(Dataset excerpts)
BEGIN

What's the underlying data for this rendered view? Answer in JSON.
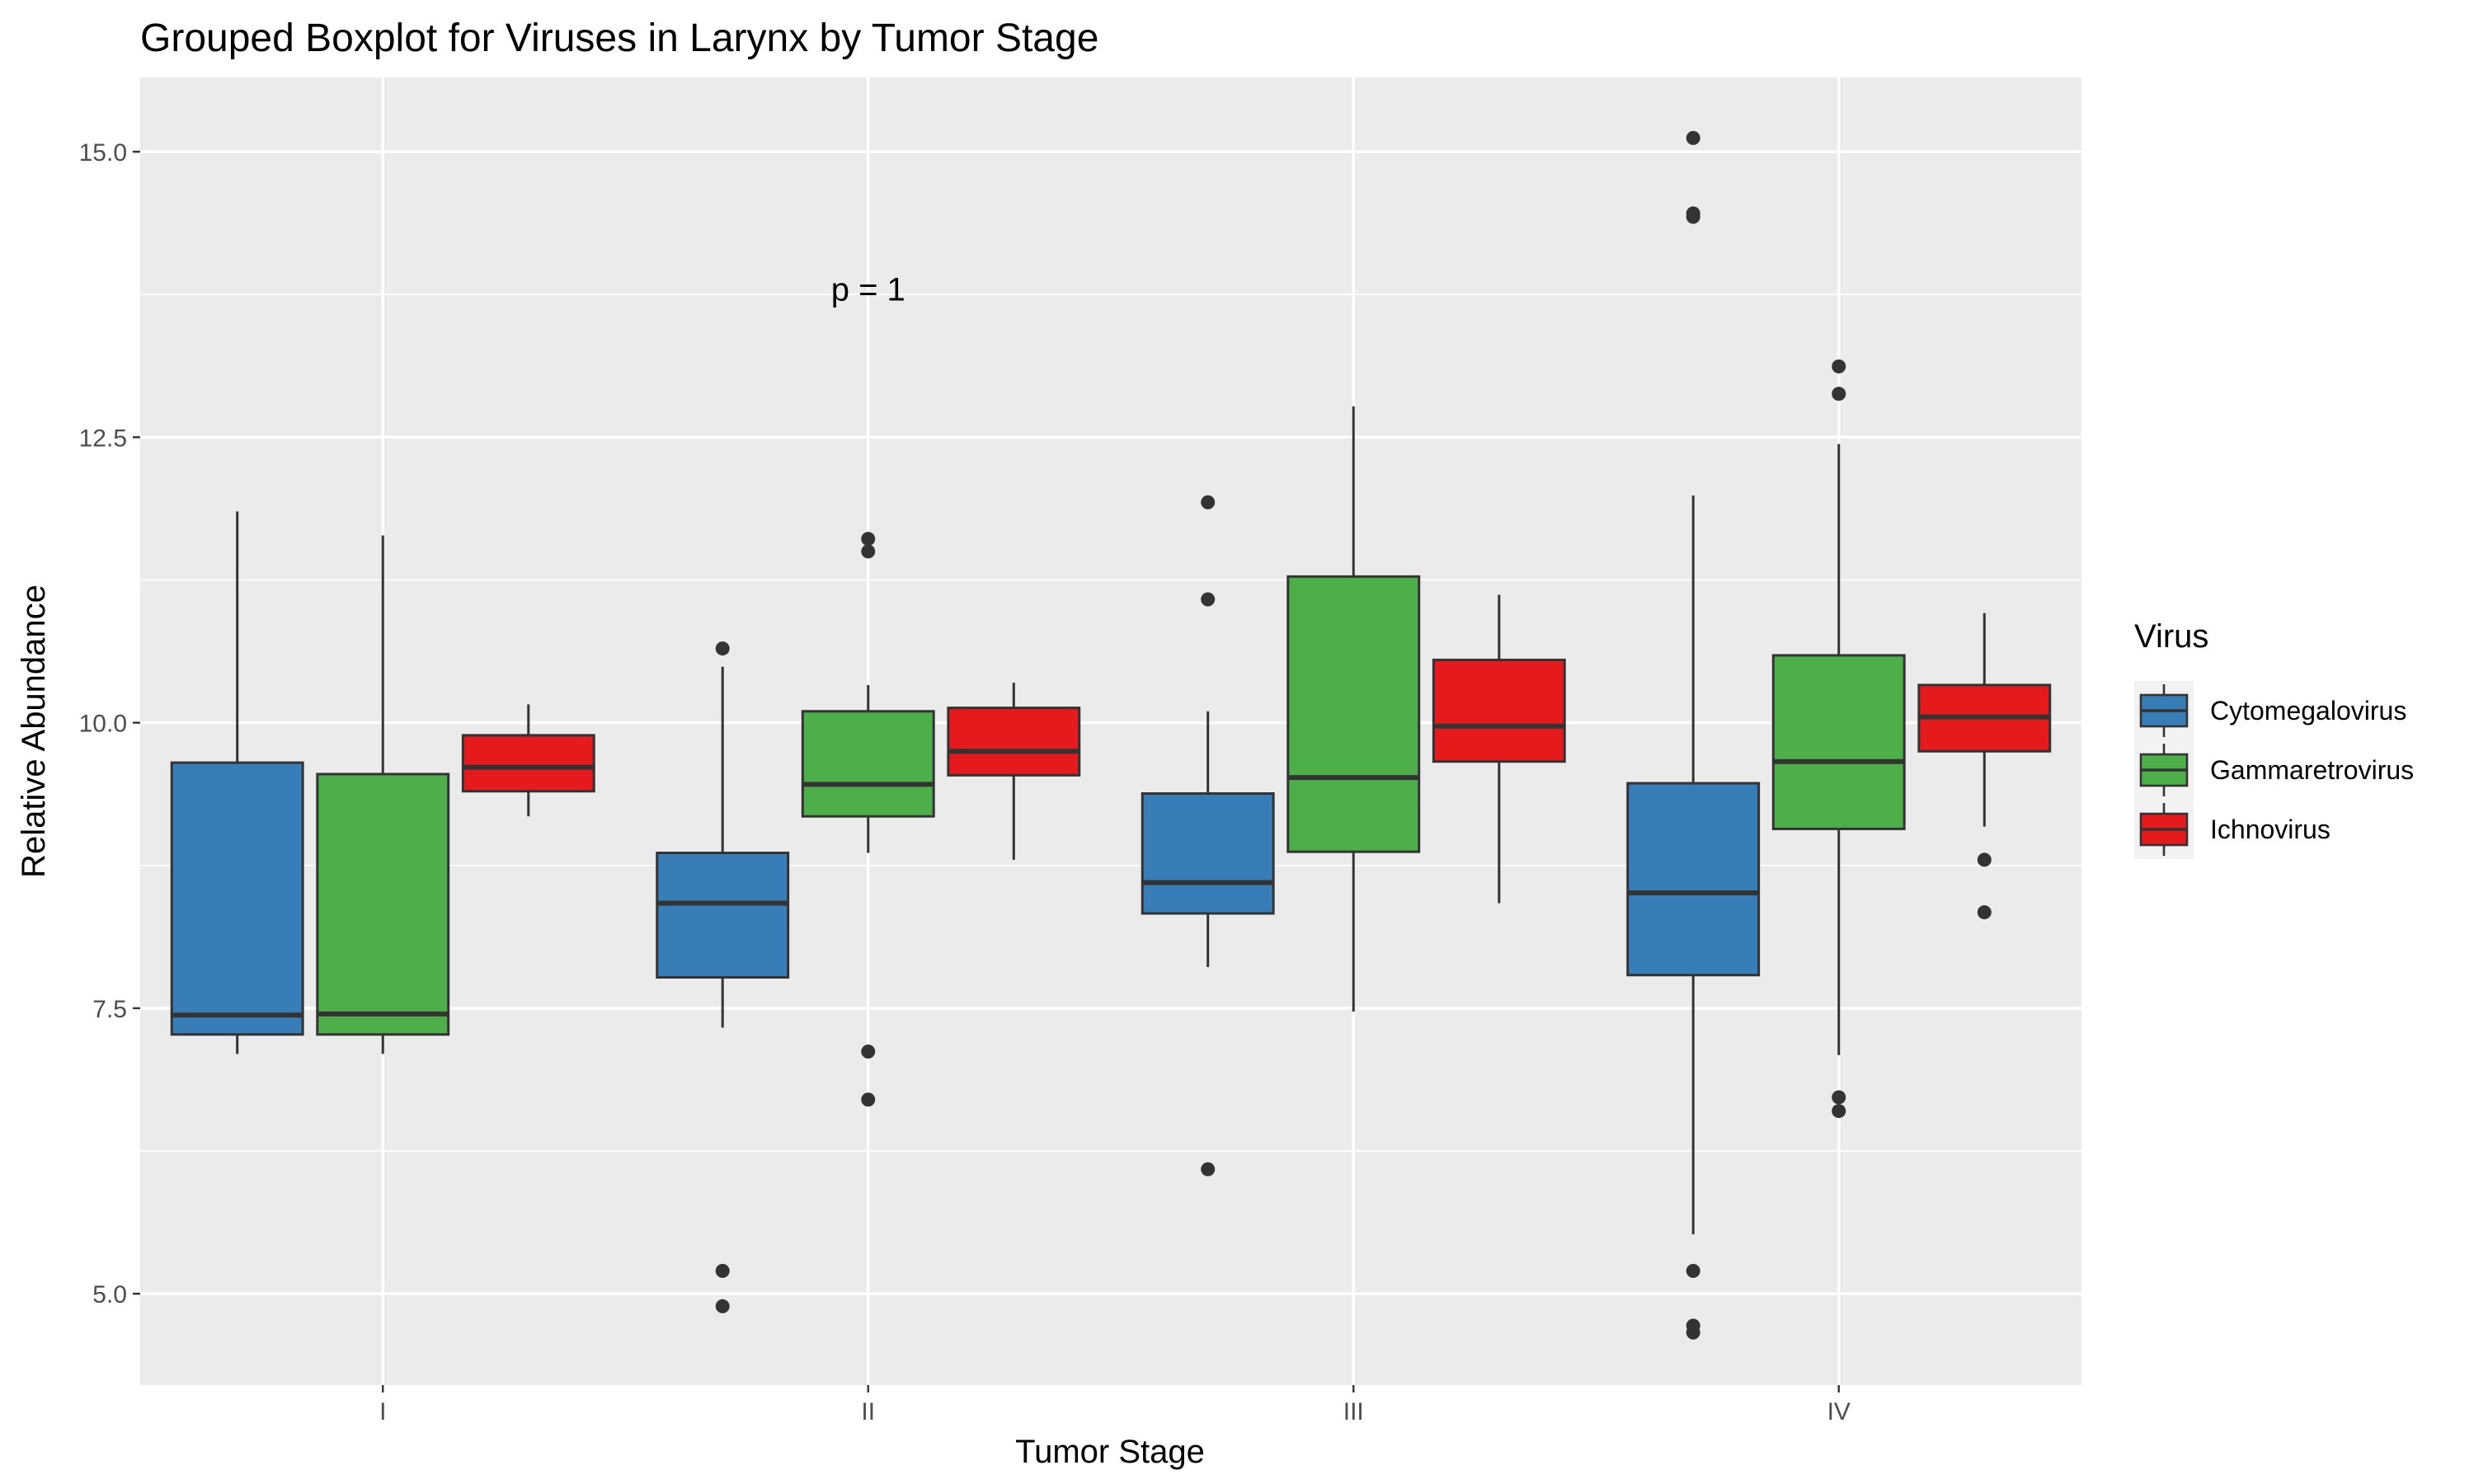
{
  "chart_data": {
    "type": "boxplot",
    "title": "Grouped Boxplot for Viruses in Larynx by Tumor Stage",
    "xlabel": "Tumor Stage",
    "ylabel": "Relative Abundance",
    "categories": [
      "I",
      "II",
      "III",
      "IV"
    ],
    "ylim": [
      4.2,
      15.65
    ],
    "yticks": [
      5.0,
      7.5,
      10.0,
      12.5,
      15.0
    ],
    "ytick_labels": [
      "5.0",
      "7.5",
      "10.0",
      "12.5",
      "15.0"
    ],
    "grid": true,
    "annotation": {
      "text": "p = 1",
      "category": "II",
      "y": 13.8
    },
    "legend": {
      "title": "Virus",
      "placement": "right"
    },
    "series": [
      {
        "name": "Cytomegalovirus",
        "color": "#377EB8",
        "boxes": [
          {
            "category": "I",
            "low": 7.1,
            "q1": 7.27,
            "median": 7.44,
            "q3": 9.65,
            "high": 11.85,
            "outliers": []
          },
          {
            "category": "II",
            "low": 7.33,
            "q1": 7.77,
            "median": 8.42,
            "q3": 8.86,
            "high": 10.49,
            "outliers": [
              10.65,
              5.2,
              4.89
            ]
          },
          {
            "category": "III",
            "low": 7.86,
            "q1": 8.33,
            "median": 8.6,
            "q3": 9.38,
            "high": 10.1,
            "outliers": [
              11.93,
              11.08,
              6.09
            ]
          },
          {
            "category": "IV",
            "low": 5.52,
            "q1": 7.79,
            "median": 8.51,
            "q3": 9.47,
            "high": 11.99,
            "outliers": [
              15.12,
              14.46,
              14.43,
              5.2,
              4.72,
              4.66
            ]
          }
        ]
      },
      {
        "name": "Gammaretrovirus",
        "color": "#4DAF4A",
        "boxes": [
          {
            "category": "I",
            "low": 7.1,
            "q1": 7.27,
            "median": 7.45,
            "q3": 9.55,
            "high": 11.64,
            "outliers": []
          },
          {
            "category": "II",
            "low": 8.86,
            "q1": 9.18,
            "median": 9.46,
            "q3": 10.1,
            "high": 10.33,
            "outliers": [
              11.61,
              11.5,
              7.12,
              6.7
            ]
          },
          {
            "category": "III",
            "low": 7.47,
            "q1": 8.87,
            "median": 9.52,
            "q3": 11.28,
            "high": 12.77,
            "outliers": []
          },
          {
            "category": "IV",
            "low": 7.09,
            "q1": 9.07,
            "median": 9.66,
            "q3": 10.59,
            "high": 12.44,
            "outliers": [
              13.12,
              12.88,
              6.72,
              6.6
            ]
          }
        ]
      },
      {
        "name": "Ichnovirus",
        "color": "#E41A1C",
        "boxes": [
          {
            "category": "I",
            "low": 9.18,
            "q1": 9.4,
            "median": 9.61,
            "q3": 9.89,
            "high": 10.16,
            "outliers": []
          },
          {
            "category": "II",
            "low": 8.8,
            "q1": 9.54,
            "median": 9.75,
            "q3": 10.13,
            "high": 10.35,
            "outliers": []
          },
          {
            "category": "III",
            "low": 8.42,
            "q1": 9.66,
            "median": 9.97,
            "q3": 10.55,
            "high": 11.12,
            "outliers": []
          },
          {
            "category": "IV",
            "low": 9.09,
            "q1": 9.75,
            "median": 10.05,
            "q3": 10.33,
            "high": 10.96,
            "outliers": [
              8.8,
              8.34
            ]
          }
        ]
      }
    ]
  }
}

END

_DIRECTIONS FOR THIS TASK_. Before copying the data, remove the pictures. Then repeat the rest exactly.

_ANSWER FOR THE TASK_.
What's the underlying data for this rendered view? Answer in JSON.
{
  "chart_data": {
    "type": "boxplot",
    "title": "Grouped Boxplot for Viruses in Larynx by Tumor Stage",
    "xlabel": "Tumor Stage",
    "ylabel": "Relative Abundance",
    "categories": [
      "I",
      "II",
      "III",
      "IV"
    ],
    "ylim": [
      4.2,
      15.65
    ],
    "yticks": [
      5.0,
      7.5,
      10.0,
      12.5,
      15.0
    ],
    "ytick_labels": [
      "5.0",
      "7.5",
      "10.0",
      "12.5",
      "15.0"
    ],
    "grid": true,
    "annotation": {
      "text": "p = 1",
      "category": "II",
      "y": 13.8
    },
    "legend": {
      "title": "Virus",
      "placement": "right"
    },
    "series": [
      {
        "name": "Cytomegalovirus",
        "color": "#377EB8",
        "boxes": [
          {
            "category": "I",
            "low": 7.1,
            "q1": 7.27,
            "median": 7.44,
            "q3": 9.65,
            "high": 11.85,
            "outliers": []
          },
          {
            "category": "II",
            "low": 7.33,
            "q1": 7.77,
            "median": 8.42,
            "q3": 8.86,
            "high": 10.49,
            "outliers": [
              10.65,
              5.2,
              4.89
            ]
          },
          {
            "category": "III",
            "low": 7.86,
            "q1": 8.33,
            "median": 8.6,
            "q3": 9.38,
            "high": 10.1,
            "outliers": [
              11.93,
              11.08,
              6.09
            ]
          },
          {
            "category": "IV",
            "low": 5.52,
            "q1": 7.79,
            "median": 8.51,
            "q3": 9.47,
            "high": 11.99,
            "outliers": [
              15.12,
              14.46,
              14.43,
              5.2,
              4.72,
              4.66
            ]
          }
        ]
      },
      {
        "name": "Gammaretrovirus",
        "color": "#4DAF4A",
        "boxes": [
          {
            "category": "I",
            "low": 7.1,
            "q1": 7.27,
            "median": 7.45,
            "q3": 9.55,
            "high": 11.64,
            "outliers": []
          },
          {
            "category": "II",
            "low": 8.86,
            "q1": 9.18,
            "median": 9.46,
            "q3": 10.1,
            "high": 10.33,
            "outliers": [
              11.61,
              11.5,
              7.12,
              6.7
            ]
          },
          {
            "category": "III",
            "low": 7.47,
            "q1": 8.87,
            "median": 9.52,
            "q3": 11.28,
            "high": 12.77,
            "outliers": []
          },
          {
            "category": "IV",
            "low": 7.09,
            "q1": 9.07,
            "median": 9.66,
            "q3": 10.59,
            "high": 12.44,
            "outliers": [
              13.12,
              12.88,
              6.72,
              6.6
            ]
          }
        ]
      },
      {
        "name": "Ichnovirus",
        "color": "#E41A1C",
        "boxes": [
          {
            "category": "I",
            "low": 9.18,
            "q1": 9.4,
            "median": 9.61,
            "q3": 9.89,
            "high": 10.16,
            "outliers": []
          },
          {
            "category": "II",
            "low": 8.8,
            "q1": 9.54,
            "median": 9.75,
            "q3": 10.13,
            "high": 10.35,
            "outliers": []
          },
          {
            "category": "III",
            "low": 8.42,
            "q1": 9.66,
            "median": 9.97,
            "q3": 10.55,
            "high": 11.12,
            "outliers": []
          },
          {
            "category": "IV",
            "low": 9.09,
            "q1": 9.75,
            "median": 10.05,
            "q3": 10.33,
            "high": 10.96,
            "outliers": [
              8.8,
              8.34
            ]
          }
        ]
      }
    ]
  }
}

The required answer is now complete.